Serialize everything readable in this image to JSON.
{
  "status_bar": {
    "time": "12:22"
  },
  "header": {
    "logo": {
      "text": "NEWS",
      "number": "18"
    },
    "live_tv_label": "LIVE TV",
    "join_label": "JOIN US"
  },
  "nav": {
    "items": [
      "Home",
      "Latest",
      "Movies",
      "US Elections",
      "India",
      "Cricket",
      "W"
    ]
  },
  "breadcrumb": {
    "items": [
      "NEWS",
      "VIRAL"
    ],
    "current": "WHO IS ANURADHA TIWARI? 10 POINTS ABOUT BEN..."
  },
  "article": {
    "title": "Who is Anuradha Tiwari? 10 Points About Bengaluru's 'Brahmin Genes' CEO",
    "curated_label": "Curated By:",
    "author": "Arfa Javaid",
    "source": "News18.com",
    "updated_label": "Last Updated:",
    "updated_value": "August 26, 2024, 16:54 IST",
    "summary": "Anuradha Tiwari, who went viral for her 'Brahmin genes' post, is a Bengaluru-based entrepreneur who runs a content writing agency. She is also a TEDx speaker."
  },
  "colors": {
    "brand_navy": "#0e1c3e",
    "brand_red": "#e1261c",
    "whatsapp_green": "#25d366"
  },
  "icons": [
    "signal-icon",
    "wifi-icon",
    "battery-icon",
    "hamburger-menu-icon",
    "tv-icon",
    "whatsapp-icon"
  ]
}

_INSTRUCTIONS FOR THE TASK_: How many lines of the listing above include the word "Bengaluru"? Reply with the number alone.

_ANSWER SPACE_: 2